> [PROBLEM] Read through the entries below and return each line with the word "name".

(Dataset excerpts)
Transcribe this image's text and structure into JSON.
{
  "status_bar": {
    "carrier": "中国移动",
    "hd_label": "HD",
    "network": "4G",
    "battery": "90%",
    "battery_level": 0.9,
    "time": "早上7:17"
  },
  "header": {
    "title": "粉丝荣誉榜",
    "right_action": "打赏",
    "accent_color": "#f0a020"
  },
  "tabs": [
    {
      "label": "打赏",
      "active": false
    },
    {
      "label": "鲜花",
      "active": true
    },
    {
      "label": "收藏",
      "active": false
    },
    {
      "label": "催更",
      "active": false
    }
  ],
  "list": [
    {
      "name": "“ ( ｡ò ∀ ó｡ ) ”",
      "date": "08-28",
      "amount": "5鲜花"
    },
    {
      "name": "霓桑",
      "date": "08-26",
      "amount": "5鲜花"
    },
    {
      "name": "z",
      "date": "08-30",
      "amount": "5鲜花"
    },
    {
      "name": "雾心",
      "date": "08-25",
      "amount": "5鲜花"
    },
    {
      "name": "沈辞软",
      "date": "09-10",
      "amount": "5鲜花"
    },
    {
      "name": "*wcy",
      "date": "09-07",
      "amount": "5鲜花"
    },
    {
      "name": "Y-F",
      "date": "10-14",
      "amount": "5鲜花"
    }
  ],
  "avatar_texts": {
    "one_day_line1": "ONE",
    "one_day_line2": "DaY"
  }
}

> [RESPONSE]
      "name": "“ ( ｡ò ∀ ó｡ ) ”",
      "name": "霓桑",
      "name": "z",
      "name": "雾心",
      "name": "沈辞软",
      "name": "*wcy",
      "name": "Y-F",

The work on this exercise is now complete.